■ What is required
Count every line that holds the string "Antigen", then give that number alone.

■ Exercise data
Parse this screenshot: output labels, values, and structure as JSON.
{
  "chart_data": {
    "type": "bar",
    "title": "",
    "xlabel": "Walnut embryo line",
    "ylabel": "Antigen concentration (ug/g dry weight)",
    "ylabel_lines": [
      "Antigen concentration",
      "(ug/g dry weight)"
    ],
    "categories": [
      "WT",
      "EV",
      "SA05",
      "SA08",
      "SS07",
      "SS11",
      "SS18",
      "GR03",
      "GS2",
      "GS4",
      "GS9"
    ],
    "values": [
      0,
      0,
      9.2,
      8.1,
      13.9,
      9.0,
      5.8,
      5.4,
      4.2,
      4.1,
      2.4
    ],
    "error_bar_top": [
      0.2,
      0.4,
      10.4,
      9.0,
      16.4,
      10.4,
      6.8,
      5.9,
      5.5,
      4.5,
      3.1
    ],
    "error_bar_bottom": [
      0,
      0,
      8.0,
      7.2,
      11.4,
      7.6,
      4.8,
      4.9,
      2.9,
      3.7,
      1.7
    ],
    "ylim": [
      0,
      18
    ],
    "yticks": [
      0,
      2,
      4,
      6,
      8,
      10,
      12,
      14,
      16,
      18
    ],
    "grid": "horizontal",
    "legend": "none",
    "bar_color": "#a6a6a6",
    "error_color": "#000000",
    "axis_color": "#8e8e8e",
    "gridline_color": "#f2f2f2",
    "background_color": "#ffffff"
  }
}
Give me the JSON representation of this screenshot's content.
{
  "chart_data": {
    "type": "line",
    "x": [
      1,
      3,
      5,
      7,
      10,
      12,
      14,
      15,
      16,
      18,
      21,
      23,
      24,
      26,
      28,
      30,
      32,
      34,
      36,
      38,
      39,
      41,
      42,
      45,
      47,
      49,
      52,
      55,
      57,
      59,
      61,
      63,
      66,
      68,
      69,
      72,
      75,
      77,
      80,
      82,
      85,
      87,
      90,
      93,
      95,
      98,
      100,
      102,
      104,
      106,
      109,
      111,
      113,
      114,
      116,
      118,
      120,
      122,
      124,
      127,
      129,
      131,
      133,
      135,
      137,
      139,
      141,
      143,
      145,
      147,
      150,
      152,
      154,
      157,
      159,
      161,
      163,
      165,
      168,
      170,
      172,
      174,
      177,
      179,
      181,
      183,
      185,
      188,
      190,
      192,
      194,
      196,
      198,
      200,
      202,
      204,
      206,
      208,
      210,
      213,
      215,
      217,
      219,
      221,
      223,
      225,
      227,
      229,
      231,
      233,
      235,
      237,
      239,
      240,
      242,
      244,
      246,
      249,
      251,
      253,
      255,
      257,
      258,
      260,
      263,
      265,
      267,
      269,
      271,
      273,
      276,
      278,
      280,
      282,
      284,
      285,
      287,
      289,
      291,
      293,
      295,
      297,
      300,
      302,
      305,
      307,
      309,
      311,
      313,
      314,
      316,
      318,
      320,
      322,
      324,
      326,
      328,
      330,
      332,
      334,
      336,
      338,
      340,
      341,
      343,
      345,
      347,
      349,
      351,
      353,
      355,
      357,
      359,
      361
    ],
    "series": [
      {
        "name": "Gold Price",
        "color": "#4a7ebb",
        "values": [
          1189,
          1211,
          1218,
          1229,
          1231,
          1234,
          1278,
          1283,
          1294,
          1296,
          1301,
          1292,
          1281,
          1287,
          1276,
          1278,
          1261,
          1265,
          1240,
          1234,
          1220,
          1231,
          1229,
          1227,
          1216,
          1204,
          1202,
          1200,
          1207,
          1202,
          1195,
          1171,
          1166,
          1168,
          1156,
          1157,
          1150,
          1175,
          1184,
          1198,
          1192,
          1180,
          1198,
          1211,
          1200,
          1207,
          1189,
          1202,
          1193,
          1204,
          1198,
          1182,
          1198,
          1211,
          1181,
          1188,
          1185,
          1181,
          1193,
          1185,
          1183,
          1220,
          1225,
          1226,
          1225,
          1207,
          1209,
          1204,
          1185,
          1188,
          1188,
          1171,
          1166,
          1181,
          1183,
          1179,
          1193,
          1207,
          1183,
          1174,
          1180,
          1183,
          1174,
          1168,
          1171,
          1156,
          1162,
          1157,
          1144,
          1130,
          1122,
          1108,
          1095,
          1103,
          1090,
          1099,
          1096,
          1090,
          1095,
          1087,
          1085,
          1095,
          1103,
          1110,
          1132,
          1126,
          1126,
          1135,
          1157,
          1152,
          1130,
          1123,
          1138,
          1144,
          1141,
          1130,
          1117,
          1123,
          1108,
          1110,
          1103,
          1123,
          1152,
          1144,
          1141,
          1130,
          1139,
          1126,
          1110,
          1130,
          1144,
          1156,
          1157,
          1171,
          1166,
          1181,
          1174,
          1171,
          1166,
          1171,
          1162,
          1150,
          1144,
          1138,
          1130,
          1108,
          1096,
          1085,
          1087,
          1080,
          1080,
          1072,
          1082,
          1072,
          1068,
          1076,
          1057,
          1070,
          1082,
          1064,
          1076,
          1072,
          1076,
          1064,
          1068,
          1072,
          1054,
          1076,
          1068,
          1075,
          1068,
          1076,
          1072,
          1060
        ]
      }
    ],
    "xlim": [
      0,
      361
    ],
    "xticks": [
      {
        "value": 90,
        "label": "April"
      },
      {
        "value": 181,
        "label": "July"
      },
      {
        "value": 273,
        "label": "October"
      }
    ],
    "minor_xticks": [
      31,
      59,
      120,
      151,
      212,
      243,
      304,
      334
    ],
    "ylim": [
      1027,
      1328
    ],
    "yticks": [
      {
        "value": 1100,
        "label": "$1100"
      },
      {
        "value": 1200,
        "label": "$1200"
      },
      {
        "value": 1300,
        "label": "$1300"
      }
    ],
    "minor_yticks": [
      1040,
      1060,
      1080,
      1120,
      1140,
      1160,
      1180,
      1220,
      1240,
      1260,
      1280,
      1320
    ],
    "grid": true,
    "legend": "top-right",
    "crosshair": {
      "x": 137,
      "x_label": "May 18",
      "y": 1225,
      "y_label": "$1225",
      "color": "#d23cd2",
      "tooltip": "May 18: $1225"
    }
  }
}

■ Solution for this problem
2